═════ Material for this task ═════

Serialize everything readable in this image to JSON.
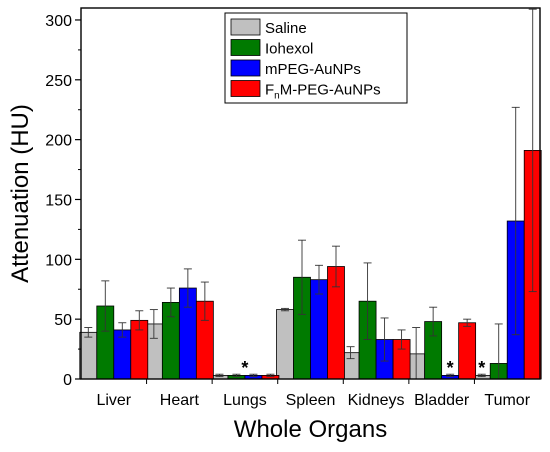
{
  "chart_data": {
    "type": "bar",
    "xlabel": "Whole Organs",
    "ylabel": "Attenuation (HU)",
    "ylim": [
      0,
      310
    ],
    "yticks": [
      0,
      50,
      100,
      150,
      200,
      250,
      300
    ],
    "categories": [
      "Liver",
      "Heart",
      "Lungs",
      "Spleen",
      "Kidneys",
      "Bladder",
      "Tumor"
    ],
    "series": [
      {
        "name": "Saline",
        "color": "#c0c0c0",
        "values": [
          39,
          46,
          3,
          58,
          22,
          21,
          3
        ],
        "errors": [
          4,
          12,
          1,
          1,
          5,
          22,
          1
        ]
      },
      {
        "name": "Iohexol",
        "color": "#007a00",
        "values": [
          61,
          64,
          3,
          85,
          65,
          48,
          13
        ],
        "errors": [
          21,
          12,
          1,
          31,
          32,
          12,
          33
        ]
      },
      {
        "name": "mPEG-AuNPs",
        "color": "#0000ff",
        "values": [
          41,
          76,
          3,
          83,
          33,
          3,
          132
        ],
        "errors": [
          6,
          16,
          1,
          12,
          18,
          1,
          95
        ]
      },
      {
        "name": "FnM-PEG-AuNPs",
        "color": "#ff0000",
        "values": [
          49,
          65,
          3,
          94,
          33,
          47,
          191
        ],
        "errors": [
          8,
          16,
          1,
          17,
          8,
          3,
          118
        ]
      }
    ],
    "legend": {
      "position": "top-center",
      "entries": [
        {
          "main": "Saline",
          "sub": "",
          "rest": ""
        },
        {
          "main": "Iohexol",
          "sub": "",
          "rest": ""
        },
        {
          "main": "mPEG-AuNPs",
          "sub": "",
          "rest": ""
        },
        {
          "main": "F",
          "sub": "n",
          "rest": "M-PEG-AuNPs"
        }
      ]
    },
    "annotations": [
      {
        "text": "*",
        "category": "Lungs",
        "value": 6
      },
      {
        "text": "*",
        "category": "Bladder",
        "value": 6
      },
      {
        "text": "*",
        "category": "Tumor",
        "value": 6
      }
    ],
    "grid": false
  }
}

═════

To do: Return all lines above that mention the word "AuNPs".

Reply to the task:
        "name": "mPEG-AuNPs",
        "name": "FnM-PEG-AuNPs",
          "main": "mPEG-AuNPs",
          "rest": "M-PEG-AuNPs"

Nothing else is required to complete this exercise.